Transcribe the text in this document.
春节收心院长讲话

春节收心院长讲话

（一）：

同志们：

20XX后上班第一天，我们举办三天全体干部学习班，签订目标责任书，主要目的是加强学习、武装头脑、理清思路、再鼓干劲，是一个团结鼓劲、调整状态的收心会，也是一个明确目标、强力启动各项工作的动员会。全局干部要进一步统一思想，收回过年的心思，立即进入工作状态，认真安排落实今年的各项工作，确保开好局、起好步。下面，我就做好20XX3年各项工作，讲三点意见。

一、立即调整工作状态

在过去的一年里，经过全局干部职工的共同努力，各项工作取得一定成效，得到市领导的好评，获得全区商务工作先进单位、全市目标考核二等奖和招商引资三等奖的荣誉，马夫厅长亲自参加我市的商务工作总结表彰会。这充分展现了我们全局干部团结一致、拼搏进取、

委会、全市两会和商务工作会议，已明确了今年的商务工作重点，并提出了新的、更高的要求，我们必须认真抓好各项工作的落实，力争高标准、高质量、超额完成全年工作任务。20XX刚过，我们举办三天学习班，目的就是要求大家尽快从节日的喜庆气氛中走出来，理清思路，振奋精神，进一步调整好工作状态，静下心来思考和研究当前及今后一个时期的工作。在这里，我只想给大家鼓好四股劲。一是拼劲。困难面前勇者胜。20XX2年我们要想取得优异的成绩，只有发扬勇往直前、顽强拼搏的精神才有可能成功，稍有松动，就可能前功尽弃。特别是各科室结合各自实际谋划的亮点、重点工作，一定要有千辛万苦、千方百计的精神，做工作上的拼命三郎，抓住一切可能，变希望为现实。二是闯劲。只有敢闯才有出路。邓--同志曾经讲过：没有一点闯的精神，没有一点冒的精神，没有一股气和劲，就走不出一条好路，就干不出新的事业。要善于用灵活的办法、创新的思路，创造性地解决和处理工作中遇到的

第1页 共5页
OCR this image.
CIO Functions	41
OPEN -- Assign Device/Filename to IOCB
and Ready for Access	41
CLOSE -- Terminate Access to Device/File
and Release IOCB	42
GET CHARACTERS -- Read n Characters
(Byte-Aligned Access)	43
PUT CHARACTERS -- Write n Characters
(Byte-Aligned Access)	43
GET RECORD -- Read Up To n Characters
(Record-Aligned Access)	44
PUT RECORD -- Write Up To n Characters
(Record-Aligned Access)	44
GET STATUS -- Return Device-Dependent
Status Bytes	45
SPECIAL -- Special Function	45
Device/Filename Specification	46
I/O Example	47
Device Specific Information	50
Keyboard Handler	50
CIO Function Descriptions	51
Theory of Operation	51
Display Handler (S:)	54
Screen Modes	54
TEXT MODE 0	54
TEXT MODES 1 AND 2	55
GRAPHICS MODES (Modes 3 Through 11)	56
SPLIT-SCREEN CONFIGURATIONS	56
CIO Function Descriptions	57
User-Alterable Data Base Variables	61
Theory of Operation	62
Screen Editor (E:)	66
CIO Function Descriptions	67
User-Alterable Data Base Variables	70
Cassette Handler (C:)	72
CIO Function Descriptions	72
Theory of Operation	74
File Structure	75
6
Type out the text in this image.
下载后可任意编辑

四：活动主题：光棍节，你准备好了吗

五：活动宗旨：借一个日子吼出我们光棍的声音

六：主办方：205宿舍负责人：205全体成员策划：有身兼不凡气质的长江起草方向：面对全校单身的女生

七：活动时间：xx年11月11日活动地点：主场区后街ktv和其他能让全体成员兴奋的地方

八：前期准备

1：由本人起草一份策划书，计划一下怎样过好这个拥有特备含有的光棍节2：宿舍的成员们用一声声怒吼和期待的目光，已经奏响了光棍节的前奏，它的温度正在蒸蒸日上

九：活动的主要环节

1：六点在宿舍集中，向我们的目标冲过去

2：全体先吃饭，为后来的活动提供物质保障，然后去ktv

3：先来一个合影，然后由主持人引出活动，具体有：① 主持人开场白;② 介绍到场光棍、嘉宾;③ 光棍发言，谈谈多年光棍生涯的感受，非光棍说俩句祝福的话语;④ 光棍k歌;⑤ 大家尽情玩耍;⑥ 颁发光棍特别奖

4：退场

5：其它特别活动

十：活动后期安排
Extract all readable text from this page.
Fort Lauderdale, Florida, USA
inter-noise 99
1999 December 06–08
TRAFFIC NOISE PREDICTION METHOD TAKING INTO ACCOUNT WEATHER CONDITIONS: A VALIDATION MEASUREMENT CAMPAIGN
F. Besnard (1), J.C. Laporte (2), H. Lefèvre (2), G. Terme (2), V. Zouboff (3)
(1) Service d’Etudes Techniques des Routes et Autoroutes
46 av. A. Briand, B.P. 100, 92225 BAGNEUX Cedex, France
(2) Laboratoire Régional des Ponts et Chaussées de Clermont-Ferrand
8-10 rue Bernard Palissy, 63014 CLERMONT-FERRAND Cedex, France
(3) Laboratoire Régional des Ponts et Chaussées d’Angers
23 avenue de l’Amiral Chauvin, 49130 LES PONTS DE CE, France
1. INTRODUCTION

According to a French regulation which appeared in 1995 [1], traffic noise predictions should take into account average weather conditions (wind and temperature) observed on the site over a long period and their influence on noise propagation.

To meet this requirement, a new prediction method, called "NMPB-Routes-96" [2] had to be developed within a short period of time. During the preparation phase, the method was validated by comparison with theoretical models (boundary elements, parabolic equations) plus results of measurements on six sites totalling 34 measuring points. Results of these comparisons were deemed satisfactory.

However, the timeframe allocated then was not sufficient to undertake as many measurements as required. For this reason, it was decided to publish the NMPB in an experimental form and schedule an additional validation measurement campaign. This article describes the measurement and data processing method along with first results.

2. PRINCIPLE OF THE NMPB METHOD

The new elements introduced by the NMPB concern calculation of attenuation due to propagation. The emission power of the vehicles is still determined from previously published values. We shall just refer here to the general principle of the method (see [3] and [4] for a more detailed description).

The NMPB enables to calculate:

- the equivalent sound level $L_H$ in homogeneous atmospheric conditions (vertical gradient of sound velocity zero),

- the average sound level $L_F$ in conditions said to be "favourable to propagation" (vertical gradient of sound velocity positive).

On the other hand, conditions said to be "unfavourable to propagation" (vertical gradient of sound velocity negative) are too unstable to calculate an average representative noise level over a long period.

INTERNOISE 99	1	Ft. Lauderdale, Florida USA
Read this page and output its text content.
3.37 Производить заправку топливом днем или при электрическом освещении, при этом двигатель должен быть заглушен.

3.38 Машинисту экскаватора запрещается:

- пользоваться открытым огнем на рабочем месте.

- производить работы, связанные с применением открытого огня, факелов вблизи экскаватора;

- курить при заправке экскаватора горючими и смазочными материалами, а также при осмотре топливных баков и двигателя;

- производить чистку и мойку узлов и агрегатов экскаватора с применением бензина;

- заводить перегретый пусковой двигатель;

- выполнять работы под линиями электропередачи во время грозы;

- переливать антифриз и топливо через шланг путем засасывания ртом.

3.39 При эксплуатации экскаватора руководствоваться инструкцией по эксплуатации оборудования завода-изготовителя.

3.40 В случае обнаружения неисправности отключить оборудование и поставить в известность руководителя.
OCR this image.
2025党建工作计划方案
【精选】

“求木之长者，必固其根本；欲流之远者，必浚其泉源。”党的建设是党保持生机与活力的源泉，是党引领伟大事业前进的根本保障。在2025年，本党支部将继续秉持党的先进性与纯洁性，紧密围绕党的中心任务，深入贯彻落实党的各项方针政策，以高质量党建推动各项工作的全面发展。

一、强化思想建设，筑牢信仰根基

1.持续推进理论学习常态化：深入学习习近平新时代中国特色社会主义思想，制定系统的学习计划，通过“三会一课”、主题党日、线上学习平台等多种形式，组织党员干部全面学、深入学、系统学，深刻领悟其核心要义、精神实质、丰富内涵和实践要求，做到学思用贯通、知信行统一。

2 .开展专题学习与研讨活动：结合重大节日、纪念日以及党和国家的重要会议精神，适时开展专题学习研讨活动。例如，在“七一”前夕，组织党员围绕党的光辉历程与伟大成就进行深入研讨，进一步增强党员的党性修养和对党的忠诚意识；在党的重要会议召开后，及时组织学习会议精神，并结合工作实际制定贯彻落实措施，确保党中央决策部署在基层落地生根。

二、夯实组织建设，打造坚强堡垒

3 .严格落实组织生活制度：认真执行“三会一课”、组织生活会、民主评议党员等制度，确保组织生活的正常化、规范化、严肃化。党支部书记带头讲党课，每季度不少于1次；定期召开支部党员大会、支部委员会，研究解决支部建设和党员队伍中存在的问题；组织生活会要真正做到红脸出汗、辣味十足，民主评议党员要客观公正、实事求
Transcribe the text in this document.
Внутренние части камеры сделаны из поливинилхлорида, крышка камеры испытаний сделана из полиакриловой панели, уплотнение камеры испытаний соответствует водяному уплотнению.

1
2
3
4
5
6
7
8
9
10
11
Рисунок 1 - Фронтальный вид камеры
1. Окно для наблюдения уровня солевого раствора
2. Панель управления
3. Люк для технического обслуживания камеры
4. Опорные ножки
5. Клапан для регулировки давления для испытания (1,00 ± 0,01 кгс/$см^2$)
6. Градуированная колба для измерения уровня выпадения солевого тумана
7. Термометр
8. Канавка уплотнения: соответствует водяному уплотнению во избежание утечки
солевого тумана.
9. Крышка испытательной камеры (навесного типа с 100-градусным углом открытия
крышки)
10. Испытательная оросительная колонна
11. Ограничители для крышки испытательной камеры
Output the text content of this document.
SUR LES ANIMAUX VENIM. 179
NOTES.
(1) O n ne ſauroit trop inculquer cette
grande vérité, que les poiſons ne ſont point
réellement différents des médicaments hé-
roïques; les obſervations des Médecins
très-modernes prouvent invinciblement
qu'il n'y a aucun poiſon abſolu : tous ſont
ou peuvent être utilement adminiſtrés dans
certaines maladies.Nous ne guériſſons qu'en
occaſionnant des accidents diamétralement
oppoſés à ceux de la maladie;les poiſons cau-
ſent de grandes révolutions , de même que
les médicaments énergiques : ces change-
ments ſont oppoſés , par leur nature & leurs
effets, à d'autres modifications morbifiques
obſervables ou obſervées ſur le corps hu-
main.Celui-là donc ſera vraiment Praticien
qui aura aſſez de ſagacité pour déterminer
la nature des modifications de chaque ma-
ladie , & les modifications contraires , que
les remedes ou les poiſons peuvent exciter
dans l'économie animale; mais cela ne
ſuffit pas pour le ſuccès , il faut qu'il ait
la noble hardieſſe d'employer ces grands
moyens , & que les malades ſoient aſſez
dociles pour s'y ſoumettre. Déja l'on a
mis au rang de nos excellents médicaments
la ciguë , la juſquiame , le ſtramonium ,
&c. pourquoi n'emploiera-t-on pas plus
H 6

+++

→ **Task prompt**:
Every line that holds the word "France" should be extracted.

→ **Exercise solution**:
46 av. A. Briand, B.P. 100, 92225 BAGNEUX Cedex, France
8-10 rue Bernard Palissy, 63014 CLERMONT-FERRAND Cedex, France
23 avenue de l’Amiral Chauvin, 49130 LES PONTS DE CE, France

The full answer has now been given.